- _WORK INSTRUCTIONS_: Reproduce every line of the data below word for word, without changing anything.

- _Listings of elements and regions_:
• • • • •

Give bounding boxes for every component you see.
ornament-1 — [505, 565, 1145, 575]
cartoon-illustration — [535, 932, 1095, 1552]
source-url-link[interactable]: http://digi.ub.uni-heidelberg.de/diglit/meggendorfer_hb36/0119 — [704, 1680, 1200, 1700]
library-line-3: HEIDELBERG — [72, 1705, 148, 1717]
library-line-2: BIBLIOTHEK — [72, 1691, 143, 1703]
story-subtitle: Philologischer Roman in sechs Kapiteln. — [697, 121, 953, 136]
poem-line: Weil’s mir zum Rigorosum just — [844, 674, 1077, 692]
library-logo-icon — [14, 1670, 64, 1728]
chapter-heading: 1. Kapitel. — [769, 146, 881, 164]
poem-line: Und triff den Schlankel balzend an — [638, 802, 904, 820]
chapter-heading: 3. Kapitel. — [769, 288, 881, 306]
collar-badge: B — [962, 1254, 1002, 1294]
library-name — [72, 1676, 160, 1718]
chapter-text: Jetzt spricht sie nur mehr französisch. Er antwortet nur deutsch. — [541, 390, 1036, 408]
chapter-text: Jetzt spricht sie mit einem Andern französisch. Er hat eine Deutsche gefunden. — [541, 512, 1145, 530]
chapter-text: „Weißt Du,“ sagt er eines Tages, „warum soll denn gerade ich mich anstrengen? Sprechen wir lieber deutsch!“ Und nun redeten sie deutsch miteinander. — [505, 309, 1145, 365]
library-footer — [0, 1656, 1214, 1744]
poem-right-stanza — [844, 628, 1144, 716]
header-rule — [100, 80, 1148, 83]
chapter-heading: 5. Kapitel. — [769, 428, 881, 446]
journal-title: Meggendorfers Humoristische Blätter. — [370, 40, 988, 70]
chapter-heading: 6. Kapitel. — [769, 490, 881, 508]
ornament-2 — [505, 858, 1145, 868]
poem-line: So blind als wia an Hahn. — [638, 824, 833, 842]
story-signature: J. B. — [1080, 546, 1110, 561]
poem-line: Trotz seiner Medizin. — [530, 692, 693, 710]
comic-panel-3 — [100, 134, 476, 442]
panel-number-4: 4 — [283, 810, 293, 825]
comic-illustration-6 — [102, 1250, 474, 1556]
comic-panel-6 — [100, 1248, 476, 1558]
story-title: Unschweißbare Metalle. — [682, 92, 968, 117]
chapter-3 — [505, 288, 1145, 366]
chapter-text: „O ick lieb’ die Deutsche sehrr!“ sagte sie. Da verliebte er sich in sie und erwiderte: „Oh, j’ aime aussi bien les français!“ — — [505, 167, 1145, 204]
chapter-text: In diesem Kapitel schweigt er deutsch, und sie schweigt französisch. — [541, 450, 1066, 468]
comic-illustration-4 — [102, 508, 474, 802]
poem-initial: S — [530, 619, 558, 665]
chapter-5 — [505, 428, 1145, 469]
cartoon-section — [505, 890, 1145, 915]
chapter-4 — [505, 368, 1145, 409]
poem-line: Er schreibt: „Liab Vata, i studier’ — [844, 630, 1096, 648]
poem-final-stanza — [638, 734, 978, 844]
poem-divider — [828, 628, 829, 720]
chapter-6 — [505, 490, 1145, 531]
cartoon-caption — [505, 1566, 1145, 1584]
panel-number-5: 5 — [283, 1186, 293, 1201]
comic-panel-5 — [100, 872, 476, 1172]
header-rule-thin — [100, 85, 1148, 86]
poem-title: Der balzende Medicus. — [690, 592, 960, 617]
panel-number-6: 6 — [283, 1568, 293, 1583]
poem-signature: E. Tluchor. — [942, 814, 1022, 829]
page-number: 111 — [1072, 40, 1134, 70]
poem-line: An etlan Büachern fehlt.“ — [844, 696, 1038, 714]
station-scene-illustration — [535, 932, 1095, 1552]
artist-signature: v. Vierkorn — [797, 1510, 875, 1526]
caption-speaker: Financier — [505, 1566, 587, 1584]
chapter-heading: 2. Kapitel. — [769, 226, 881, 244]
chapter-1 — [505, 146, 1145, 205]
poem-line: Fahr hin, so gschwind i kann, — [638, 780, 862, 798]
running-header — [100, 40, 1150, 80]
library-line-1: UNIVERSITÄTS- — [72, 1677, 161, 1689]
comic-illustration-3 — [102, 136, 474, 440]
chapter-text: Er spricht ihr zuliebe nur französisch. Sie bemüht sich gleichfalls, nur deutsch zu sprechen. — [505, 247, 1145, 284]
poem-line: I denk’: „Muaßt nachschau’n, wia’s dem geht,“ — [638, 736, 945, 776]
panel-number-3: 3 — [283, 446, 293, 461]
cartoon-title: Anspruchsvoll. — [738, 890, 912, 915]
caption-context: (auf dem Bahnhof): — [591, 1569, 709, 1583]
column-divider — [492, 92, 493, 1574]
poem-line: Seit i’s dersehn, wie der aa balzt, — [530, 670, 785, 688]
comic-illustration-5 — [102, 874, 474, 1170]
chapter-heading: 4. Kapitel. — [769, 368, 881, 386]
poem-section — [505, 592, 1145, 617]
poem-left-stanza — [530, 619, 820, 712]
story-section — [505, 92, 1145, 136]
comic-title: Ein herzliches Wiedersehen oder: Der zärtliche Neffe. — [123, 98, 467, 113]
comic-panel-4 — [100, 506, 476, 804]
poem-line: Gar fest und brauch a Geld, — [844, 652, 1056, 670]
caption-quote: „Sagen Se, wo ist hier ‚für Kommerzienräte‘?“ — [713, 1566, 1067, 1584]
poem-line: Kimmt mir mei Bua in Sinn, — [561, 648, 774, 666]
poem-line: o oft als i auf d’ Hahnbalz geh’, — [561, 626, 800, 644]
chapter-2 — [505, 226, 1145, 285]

• • • • •

- _RESPONSE BELOW_:
Give bounding boxes for every component you see.
ornament-1 — [505, 565, 1145, 575]
cartoon-illustration — [535, 932, 1095, 1552]
source-url-link[interactable]: http://digi.ub.uni-heidelberg.de/diglit/meggendorfer_hb36/0119 — [704, 1680, 1200, 1700]
library-line-3: HEIDELBERG — [72, 1705, 148, 1717]
library-line-2: BIBLIOTHEK — [72, 1691, 143, 1703]
story-subtitle: Philologischer Roman in sechs Kapiteln. — [697, 121, 953, 136]
poem-line: Weil’s mir zum Rigorosum just — [844, 674, 1077, 692]
library-logo-icon — [14, 1670, 64, 1728]
chapter-heading: 1. Kapitel. — [769, 146, 881, 164]
poem-line: Und triff den Schlankel balzend an — [638, 802, 904, 820]
chapter-heading: 3. Kapitel. — [769, 288, 881, 306]
collar-badge: B — [962, 1254, 1002, 1294]
library-name — [72, 1676, 160, 1718]
chapter-text: Jetzt spricht sie nur mehr französisch. Er antwortet nur deutsch. — [541, 390, 1036, 408]
chapter-text: Jetzt spricht sie mit einem Andern französisch. Er hat eine Deutsche gefunden. — [541, 512, 1145, 530]
chapter-text: „Weißt Du,“ sagt er eines Tages, „warum soll denn gerade ich mich anstrengen? Sprechen wir lieber deutsch!“ Und nun redeten sie deutsch miteinander. — [505, 309, 1145, 365]
library-footer — [0, 1656, 1214, 1744]
poem-right-stanza — [844, 628, 1144, 716]
header-rule — [100, 80, 1148, 83]
chapter-heading: 5. Kapitel. — [769, 428, 881, 446]
journal-title: Meggendorfers Humoristische Blätter. — [370, 40, 988, 70]
chapter-heading: 6. Kapitel. — [769, 490, 881, 508]
ornament-2 — [505, 858, 1145, 868]
poem-line: So blind als wia an Hahn. — [638, 824, 833, 842]
story-signature: J. B. — [1080, 546, 1110, 561]
poem-line: Trotz seiner Medizin. — [530, 692, 693, 710]
comic-panel-3 — [100, 134, 476, 442]
panel-number-4: 4 — [283, 810, 293, 825]
comic-illustration-6 — [102, 1250, 474, 1556]
comic-panel-6 — [100, 1248, 476, 1558]
story-title: Unschweißbare Metalle. — [682, 92, 968, 117]
chapter-3 — [505, 288, 1145, 366]
chapter-text: „O ick lieb’ die Deutsche sehrr!“ sagte sie. Da verliebte er sich in sie und erwiderte: „Oh, j’ aime aussi bien les français!“ — — [505, 167, 1145, 204]
chapter-text: In diesem Kapitel schweigt er deutsch, und sie schweigt französisch. — [541, 450, 1066, 468]
comic-illustration-4 — [102, 508, 474, 802]
poem-initial: S — [530, 619, 558, 665]
chapter-5 — [505, 428, 1145, 469]
cartoon-section — [505, 890, 1145, 915]
chapter-4 — [505, 368, 1145, 409]
poem-line: Er schreibt: „Liab Vata, i studier’ — [844, 630, 1096, 648]
poem-final-stanza — [638, 734, 978, 844]
poem-divider — [828, 628, 829, 720]
chapter-6 — [505, 490, 1145, 531]
cartoon-caption — [505, 1566, 1145, 1584]
panel-number-5: 5 — [283, 1186, 293, 1201]
comic-panel-5 — [100, 872, 476, 1172]
header-rule-thin — [100, 85, 1148, 86]
poem-title: Der balzende Medicus. — [690, 592, 960, 617]
panel-number-6: 6 — [283, 1568, 293, 1583]
poem-signature: E. Tluchor. — [942, 814, 1022, 829]
page-number: 111 — [1072, 40, 1134, 70]
poem-line: An etlan Büachern fehlt.“ — [844, 696, 1038, 714]
station-scene-illustration — [535, 932, 1095, 1552]
artist-signature: v. Vierkorn — [797, 1510, 875, 1526]
caption-speaker: Financier — [505, 1566, 587, 1584]
chapter-heading: 2. Kapitel. — [769, 226, 881, 244]
chapter-1 — [505, 146, 1145, 205]
poem-line: Fahr hin, so gschwind i kann, — [638, 780, 862, 798]
running-header — [100, 40, 1150, 80]
library-line-1: UNIVERSITÄTS- — [72, 1677, 161, 1689]
comic-illustration-3 — [102, 136, 474, 440]
chapter-text: Er spricht ihr zuliebe nur französisch. Sie bemüht sich gleichfalls, nur deutsch zu sprechen. — [505, 247, 1145, 284]
poem-line: I denk’: „Muaßt nachschau’n, wia’s dem geht,“ — [638, 736, 945, 776]
panel-number-3: 3 — [283, 446, 293, 461]
cartoon-title: Anspruchsvoll. — [738, 890, 912, 915]
caption-context: (auf dem Bahnhof): — [591, 1569, 709, 1583]
column-divider — [492, 92, 493, 1574]
poem-line: Seit i’s dersehn, wie der aa balzt, — [530, 670, 785, 688]
comic-illustration-5 — [102, 874, 474, 1170]
chapter-heading: 4. Kapitel. — [769, 368, 881, 386]
poem-section — [505, 592, 1145, 617]
poem-left-stanza — [530, 619, 820, 712]
story-section — [505, 92, 1145, 136]
comic-title: Ein herzliches Wiedersehen oder: Der zärtliche Neffe. — [123, 98, 467, 113]
comic-panel-4 — [100, 506, 476, 804]
poem-line: Gar fest und brauch a Geld, — [844, 652, 1056, 670]
caption-quote: „Sagen Se, wo ist hier ‚für Kommerzienräte‘?“ — [713, 1566, 1067, 1584]
poem-line: Kimmt mir mei Bua in Sinn, — [561, 648, 774, 666]
poem-line: o oft als i auf d’ Hahnbalz geh’, — [561, 626, 800, 644]
chapter-2 — [505, 226, 1145, 285]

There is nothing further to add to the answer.